TASKS TO PERFORM:
[1] In the exchange on iterator singularity, copy the passage from "Although many types" up to and including "type in question.".
[2] In the exchange on iterator singularity, with respect to which operation is NULL said to be singular?

++++ EXTRACT TO READ

On Mon, 3 Oct 2011, Krzysztof Żelechowski wrote:
Dave Abrahams wrote:
on Sun Oct 02 2011, Andrew Sutton
wrote: I would take that to mean that singularity is independent of type.
Although many types have singular values with respect to certain operations (NULL is singular with respect to pointer dereference),
- Not every type has singular values - Some types have multiple singular values - In general, one type's singular values are distinct from another type's singular values
I don't know what you and Chris mean by "independent of type," but to me this sounds like singularity is highly dependent on type.
It means iterators of the same type can be singular but need not, whereas all (valid) iterators of the same type either must support random access operations or must not, depending on the type in question.
Of course, the result of subtraction may be undefined, but it will not fail to compile. If you insist that random access iterators are things you can universally subtract, it will be a concept that applies to pairs, not to individual objects.

++++++++
++++ RECORDED INFORMATION

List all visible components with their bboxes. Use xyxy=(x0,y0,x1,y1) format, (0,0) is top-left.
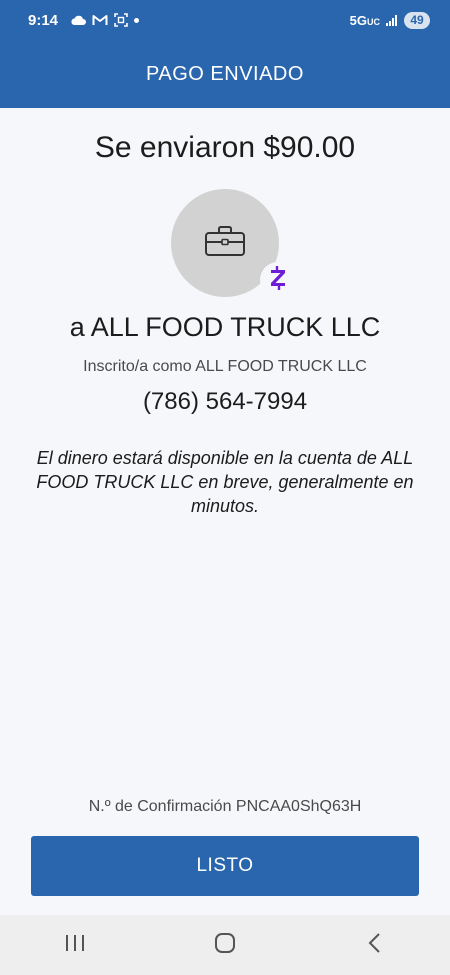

++++++++

SOLUTIONS IN ORDER:
[1]
Although many types have singular values with respect to certain operations (NULL is singular with respect to pointer dereference),
- Not every type has singular values - Some types have multiple singular values - In general, one type's singular values are distinct from another type's singular values
I don't know what you and Chris mean by "independent of type," but to me this sounds like singularity is highly dependent on type.
It means iterators of the same type can be singular but need not, whereas all (valid) iterators of the same type either must support random access operations or must not, depending on the type in question.

[2] Pointer dereference.